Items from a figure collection
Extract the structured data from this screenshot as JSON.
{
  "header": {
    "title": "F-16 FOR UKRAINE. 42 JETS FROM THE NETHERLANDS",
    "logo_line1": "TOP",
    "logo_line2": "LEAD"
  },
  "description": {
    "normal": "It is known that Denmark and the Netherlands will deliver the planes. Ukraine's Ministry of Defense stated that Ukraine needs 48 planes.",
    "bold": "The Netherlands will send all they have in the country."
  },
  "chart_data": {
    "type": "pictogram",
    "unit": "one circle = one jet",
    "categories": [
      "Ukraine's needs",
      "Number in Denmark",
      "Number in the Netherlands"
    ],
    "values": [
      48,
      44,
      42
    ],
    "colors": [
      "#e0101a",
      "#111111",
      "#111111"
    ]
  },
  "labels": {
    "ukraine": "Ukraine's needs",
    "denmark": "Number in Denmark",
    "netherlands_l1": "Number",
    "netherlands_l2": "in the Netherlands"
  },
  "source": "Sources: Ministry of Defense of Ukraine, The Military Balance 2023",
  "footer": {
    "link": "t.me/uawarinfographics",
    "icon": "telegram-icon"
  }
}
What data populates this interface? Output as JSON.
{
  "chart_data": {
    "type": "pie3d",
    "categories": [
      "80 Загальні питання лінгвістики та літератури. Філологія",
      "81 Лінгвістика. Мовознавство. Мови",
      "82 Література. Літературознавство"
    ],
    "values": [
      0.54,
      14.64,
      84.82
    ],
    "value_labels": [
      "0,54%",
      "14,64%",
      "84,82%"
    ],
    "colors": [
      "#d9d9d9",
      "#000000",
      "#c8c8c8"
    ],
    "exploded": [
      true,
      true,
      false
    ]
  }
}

#### [Given exercise]
Find each line with the string "this" and copy it out.

#### [Response]
Extract the structured data from this screenshot as JSON.
What data populates this interface? Output as JSON.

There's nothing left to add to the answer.